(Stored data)

▶

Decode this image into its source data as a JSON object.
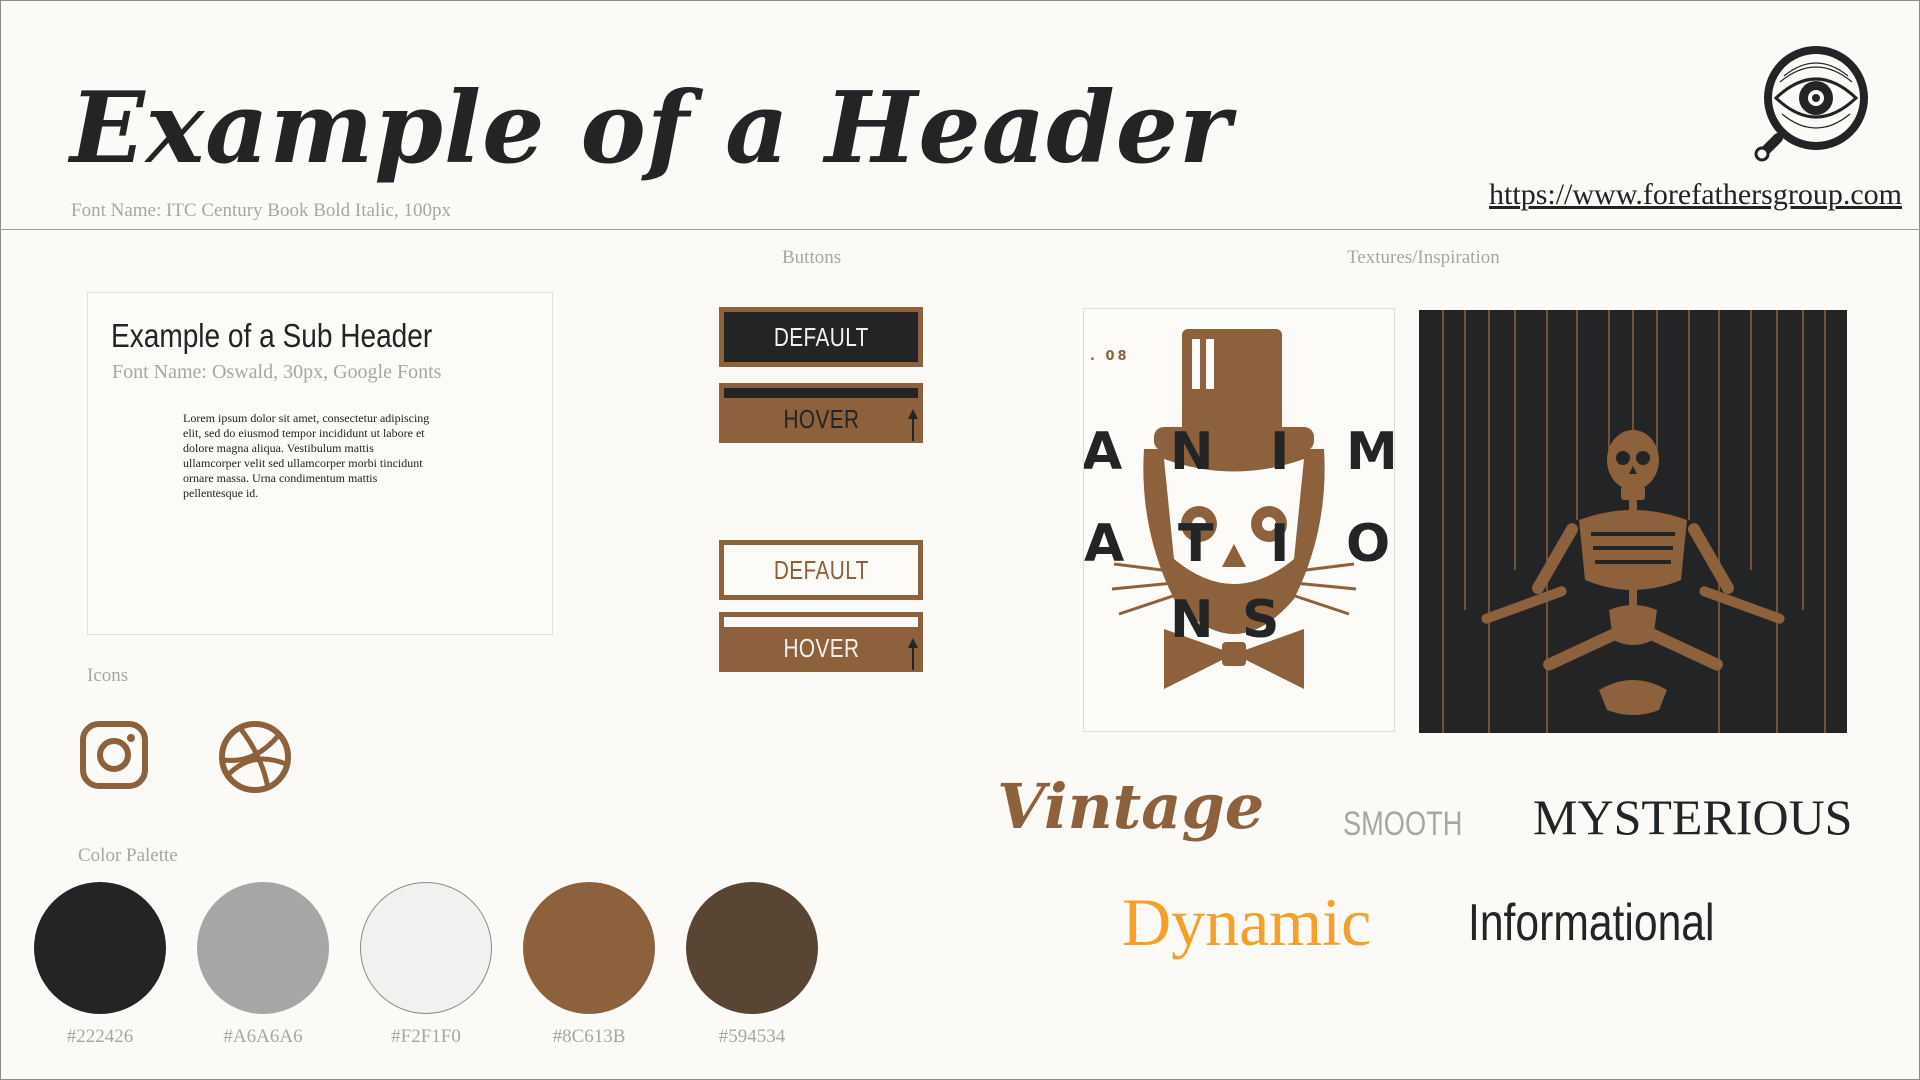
{
  "header": {
    "title": "Example of a Header",
    "font_caption": "Font Name: ITC Century Book Bold Italic, 100px",
    "url": "https://www.forefathersgroup.com",
    "logo_icon": "eye-magnifier-icon"
  },
  "sub_header_card": {
    "title": "Example of a Sub Header",
    "font_caption": "Font Name: Oswald, 30px, Google Fonts",
    "body": "Lorem ipsum dolor sit amet, consectetur adipiscing elit, sed do eiusmod tempor incididunt ut labore et dolore magna aliqua. Vestibulum mattis ullamcorper velit sed ullamcorper morbi tincidunt ornare massa. Urna condimentum mattis pellentesque id."
  },
  "buttons": {
    "section_label": "Buttons",
    "dark_default": "DEFAULT",
    "dark_hover": "HOVER",
    "light_default": "DEFAULT",
    "light_hover": "HOVER"
  },
  "icons": {
    "section_label": "Icons",
    "items": [
      "instagram-icon",
      "dribbble-icon"
    ]
  },
  "textures": {
    "section_label": "Textures/Inspiration",
    "poster_number": ". 08",
    "poster_letters": [
      "A",
      "N",
      "I",
      "M",
      "A",
      "T",
      "I",
      "O",
      "N",
      "S"
    ]
  },
  "moods": {
    "vintage": "Vintage",
    "smooth": "SMOOTH",
    "mysterious": "MYSTERIOUS",
    "dynamic": "Dynamic",
    "informational": "Informational"
  },
  "palette": {
    "section_label": "Color Palette",
    "colors": [
      {
        "hex": "#222426",
        "label": "#222426"
      },
      {
        "hex": "#A6A6A6",
        "label": "#A6A6A6"
      },
      {
        "hex": "#F2F1F0",
        "label": "#F2F1F0"
      },
      {
        "hex": "#8C613B",
        "label": "#8C613B"
      },
      {
        "hex": "#594534",
        "label": "#594534"
      }
    ]
  },
  "brand_colors": {
    "dark": "#222426",
    "gray": "#A6A6A6",
    "light": "#F2F1F0",
    "brown": "#8C613B",
    "dark_brown": "#594534",
    "accent_orange": "#F5A02A"
  }
}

◀

§ Exercise requirements:
Write the entries above out again exactly, but not the pictures.

§ Finished answer:
Decode this image into its source data as a JSON object.
{
  "header": {
    "title": "Example of a Header",
    "font_caption": "Font Name: ITC Century Book Bold Italic, 100px",
    "url": "https://www.forefathersgroup.com",
    "logo_icon": "eye-magnifier-icon"
  },
  "sub_header_card": {
    "title": "Example of a Sub Header",
    "font_caption": "Font Name: Oswald, 30px, Google Fonts",
    "body": "Lorem ipsum dolor sit amet, consectetur adipiscing elit, sed do eiusmod tempor incididunt ut labore et dolore magna aliqua. Vestibulum mattis ullamcorper velit sed ullamcorper morbi tincidunt ornare massa. Urna condimentum mattis pellentesque id."
  },
  "buttons": {
    "section_label": "Buttons",
    "dark_default": "DEFAULT",
    "dark_hover": "HOVER",
    "light_default": "DEFAULT",
    "light_hover": "HOVER"
  },
  "icons": {
    "section_label": "Icons",
    "items": [
      "instagram-icon",
      "dribbble-icon"
    ]
  },
  "textures": {
    "section_label": "Textures/Inspiration",
    "poster_number": ". 08",
    "poster_letters": [
      "A",
      "N",
      "I",
      "M",
      "A",
      "T",
      "I",
      "O",
      "N",
      "S"
    ]
  },
  "moods": {
    "vintage": "Vintage",
    "smooth": "SMOOTH",
    "mysterious": "MYSTERIOUS",
    "dynamic": "Dynamic",
    "informational": "Informational"
  },
  "palette": {
    "section_label": "Color Palette",
    "colors": [
      {
        "hex": "#222426",
        "label": "#222426"
      },
      {
        "hex": "#A6A6A6",
        "label": "#A6A6A6"
      },
      {
        "hex": "#F2F1F0",
        "label": "#F2F1F0"
      },
      {
        "hex": "#8C613B",
        "label": "#8C613B"
      },
      {
        "hex": "#594534",
        "label": "#594534"
      }
    ]
  },
  "brand_colors": {
    "dark": "#222426",
    "gray": "#A6A6A6",
    "light": "#F2F1F0",
    "brown": "#8C613B",
    "dark_brown": "#594534",
    "accent_orange": "#F5A02A"
  }
}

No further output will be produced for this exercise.